Exercise prompt: In the material below, find each line holding the string "Pawłówek" and copy it.

START Extracted information

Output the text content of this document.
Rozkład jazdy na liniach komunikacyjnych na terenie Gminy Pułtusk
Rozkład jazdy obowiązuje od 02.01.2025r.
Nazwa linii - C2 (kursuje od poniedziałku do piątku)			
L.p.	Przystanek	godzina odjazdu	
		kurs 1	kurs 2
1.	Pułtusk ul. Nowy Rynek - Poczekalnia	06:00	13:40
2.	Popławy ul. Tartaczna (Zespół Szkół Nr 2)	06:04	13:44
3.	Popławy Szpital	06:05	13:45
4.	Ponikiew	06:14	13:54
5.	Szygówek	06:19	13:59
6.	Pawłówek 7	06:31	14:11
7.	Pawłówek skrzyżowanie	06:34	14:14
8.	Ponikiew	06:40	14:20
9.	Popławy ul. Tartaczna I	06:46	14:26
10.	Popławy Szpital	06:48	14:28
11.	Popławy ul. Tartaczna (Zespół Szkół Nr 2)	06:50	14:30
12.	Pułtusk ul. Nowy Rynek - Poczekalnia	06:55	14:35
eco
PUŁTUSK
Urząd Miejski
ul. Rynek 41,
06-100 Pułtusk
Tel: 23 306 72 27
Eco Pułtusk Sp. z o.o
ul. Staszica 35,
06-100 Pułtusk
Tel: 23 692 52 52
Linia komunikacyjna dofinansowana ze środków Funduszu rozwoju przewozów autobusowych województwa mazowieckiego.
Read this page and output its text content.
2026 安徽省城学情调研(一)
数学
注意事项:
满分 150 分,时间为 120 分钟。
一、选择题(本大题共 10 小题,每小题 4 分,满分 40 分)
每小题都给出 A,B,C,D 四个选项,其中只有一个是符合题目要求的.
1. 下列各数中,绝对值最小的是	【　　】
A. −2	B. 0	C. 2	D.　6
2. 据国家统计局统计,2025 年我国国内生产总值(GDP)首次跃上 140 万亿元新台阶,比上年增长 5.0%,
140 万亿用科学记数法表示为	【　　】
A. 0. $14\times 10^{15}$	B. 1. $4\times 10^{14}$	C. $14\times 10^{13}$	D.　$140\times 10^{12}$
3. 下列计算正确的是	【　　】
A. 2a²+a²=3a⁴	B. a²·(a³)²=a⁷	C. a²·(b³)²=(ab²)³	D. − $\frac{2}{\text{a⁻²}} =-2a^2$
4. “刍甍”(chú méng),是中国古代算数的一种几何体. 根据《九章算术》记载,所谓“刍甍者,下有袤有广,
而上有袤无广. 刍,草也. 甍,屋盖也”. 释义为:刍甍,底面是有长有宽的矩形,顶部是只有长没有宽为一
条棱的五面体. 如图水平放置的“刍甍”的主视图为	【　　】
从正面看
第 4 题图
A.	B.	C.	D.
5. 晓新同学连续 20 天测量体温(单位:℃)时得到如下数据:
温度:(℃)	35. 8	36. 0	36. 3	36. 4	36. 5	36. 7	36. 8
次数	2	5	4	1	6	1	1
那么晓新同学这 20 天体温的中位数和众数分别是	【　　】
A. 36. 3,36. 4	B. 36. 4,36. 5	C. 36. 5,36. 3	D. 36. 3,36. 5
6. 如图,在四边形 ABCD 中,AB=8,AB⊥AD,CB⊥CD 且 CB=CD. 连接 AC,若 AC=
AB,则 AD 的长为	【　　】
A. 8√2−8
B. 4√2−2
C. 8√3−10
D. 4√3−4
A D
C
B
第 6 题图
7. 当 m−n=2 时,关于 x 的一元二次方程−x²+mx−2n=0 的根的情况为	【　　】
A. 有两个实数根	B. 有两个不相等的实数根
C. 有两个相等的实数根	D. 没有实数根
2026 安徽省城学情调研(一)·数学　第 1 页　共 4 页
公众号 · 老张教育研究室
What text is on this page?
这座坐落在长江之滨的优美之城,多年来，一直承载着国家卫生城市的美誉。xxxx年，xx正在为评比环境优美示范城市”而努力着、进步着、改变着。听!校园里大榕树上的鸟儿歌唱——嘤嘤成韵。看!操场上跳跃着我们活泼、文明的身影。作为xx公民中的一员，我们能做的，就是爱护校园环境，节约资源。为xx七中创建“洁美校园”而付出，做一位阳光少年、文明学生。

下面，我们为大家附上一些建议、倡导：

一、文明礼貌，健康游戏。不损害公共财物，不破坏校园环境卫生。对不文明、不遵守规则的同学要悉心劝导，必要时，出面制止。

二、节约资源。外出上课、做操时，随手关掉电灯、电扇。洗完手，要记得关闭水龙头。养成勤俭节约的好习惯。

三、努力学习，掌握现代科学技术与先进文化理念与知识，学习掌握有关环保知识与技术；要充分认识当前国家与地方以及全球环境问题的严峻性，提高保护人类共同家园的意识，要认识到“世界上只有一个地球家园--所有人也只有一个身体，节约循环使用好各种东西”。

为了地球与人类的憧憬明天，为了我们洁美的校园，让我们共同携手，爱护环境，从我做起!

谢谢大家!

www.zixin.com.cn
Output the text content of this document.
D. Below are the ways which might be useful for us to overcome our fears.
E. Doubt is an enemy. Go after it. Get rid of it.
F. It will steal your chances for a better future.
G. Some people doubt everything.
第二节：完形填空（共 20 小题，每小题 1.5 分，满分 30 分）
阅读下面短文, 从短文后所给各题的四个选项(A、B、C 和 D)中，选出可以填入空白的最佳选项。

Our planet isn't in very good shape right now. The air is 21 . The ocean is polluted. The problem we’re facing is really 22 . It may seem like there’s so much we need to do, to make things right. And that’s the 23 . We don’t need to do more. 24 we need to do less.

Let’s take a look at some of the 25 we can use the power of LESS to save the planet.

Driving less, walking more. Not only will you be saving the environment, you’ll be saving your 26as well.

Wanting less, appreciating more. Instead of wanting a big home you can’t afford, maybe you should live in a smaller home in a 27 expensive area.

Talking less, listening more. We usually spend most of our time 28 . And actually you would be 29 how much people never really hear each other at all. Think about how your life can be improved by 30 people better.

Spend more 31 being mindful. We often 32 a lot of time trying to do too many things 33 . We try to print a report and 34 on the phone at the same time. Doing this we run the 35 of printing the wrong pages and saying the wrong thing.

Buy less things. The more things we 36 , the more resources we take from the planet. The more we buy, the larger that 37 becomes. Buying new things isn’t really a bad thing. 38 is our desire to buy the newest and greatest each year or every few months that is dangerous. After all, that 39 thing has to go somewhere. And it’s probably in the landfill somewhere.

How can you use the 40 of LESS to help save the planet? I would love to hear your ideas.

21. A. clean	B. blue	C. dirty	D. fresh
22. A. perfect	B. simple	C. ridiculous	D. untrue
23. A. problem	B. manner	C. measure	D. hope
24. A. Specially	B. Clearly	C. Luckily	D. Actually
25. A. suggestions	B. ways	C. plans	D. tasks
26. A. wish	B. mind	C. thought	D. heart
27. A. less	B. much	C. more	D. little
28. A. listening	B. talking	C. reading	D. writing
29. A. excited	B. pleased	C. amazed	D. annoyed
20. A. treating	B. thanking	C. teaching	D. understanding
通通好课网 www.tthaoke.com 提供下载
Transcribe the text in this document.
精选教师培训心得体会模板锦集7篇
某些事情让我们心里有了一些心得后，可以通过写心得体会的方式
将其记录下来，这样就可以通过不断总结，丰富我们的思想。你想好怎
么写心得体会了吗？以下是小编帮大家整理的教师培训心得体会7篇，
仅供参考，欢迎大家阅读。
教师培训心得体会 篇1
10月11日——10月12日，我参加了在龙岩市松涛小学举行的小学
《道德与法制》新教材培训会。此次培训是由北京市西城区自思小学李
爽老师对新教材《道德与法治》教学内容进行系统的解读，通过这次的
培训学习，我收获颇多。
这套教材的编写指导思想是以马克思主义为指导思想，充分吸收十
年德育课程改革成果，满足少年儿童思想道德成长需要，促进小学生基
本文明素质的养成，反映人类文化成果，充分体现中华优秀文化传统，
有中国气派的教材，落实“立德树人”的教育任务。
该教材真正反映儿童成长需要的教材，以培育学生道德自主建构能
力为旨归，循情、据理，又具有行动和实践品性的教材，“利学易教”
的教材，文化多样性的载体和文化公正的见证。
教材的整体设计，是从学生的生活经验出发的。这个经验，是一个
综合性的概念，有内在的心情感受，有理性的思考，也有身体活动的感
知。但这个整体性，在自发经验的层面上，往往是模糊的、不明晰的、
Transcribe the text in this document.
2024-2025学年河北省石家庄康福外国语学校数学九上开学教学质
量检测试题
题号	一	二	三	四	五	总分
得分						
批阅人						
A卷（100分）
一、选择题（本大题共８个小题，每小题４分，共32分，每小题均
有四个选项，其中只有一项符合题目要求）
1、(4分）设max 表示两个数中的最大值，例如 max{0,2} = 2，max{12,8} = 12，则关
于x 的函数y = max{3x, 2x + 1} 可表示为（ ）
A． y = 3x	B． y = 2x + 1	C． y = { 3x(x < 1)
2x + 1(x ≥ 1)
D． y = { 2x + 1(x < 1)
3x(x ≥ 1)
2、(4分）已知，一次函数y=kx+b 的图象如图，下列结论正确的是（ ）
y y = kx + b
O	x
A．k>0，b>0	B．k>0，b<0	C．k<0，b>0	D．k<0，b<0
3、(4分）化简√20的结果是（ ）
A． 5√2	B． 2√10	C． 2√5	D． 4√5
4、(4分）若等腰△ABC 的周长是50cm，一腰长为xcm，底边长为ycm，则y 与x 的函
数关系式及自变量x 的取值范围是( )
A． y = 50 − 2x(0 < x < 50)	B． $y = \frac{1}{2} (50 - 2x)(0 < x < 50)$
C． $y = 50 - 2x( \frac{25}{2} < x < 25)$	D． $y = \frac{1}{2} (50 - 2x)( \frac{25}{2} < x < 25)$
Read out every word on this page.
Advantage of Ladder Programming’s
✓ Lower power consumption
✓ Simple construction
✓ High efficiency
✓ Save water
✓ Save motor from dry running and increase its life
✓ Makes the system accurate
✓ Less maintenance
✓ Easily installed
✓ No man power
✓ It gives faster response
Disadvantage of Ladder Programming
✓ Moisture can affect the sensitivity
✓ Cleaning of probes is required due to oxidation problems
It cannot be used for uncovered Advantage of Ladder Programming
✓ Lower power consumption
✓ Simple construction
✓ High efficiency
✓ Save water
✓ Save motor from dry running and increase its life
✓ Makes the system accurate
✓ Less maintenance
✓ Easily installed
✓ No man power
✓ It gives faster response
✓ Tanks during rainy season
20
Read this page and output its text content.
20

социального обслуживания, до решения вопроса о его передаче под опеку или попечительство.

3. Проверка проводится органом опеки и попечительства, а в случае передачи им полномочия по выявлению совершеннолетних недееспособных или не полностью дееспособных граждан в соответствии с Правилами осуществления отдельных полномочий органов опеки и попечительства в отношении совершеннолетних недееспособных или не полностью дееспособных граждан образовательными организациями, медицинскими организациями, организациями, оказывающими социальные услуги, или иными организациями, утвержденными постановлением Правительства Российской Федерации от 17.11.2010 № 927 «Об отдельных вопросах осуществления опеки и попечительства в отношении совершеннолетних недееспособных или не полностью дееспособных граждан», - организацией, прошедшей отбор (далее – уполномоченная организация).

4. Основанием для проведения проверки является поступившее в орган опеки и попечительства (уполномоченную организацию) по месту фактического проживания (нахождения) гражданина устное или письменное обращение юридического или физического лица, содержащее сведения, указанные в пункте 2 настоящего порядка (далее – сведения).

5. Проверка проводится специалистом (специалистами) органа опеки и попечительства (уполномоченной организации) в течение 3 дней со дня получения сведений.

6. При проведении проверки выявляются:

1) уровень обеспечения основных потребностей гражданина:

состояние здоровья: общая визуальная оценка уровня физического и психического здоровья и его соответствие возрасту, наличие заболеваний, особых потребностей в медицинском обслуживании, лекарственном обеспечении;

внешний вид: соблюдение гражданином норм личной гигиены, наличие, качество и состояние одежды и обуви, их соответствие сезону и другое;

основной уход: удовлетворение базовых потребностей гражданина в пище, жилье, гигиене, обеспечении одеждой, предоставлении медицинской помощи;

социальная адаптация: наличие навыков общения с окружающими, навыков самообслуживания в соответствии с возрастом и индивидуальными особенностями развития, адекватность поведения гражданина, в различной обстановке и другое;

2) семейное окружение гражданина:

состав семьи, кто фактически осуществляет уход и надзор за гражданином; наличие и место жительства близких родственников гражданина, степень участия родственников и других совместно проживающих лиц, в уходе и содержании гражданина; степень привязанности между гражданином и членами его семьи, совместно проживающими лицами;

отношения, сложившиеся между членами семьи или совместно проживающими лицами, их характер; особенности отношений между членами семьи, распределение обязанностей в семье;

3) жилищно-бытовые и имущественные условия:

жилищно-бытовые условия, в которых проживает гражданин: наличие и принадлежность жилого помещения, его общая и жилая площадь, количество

END Extracted information

Answer to the exercise:
6.	Pawłówek 7	06:31	14:11
7.	Pawłówek skrzyżowanie	06:34	14:14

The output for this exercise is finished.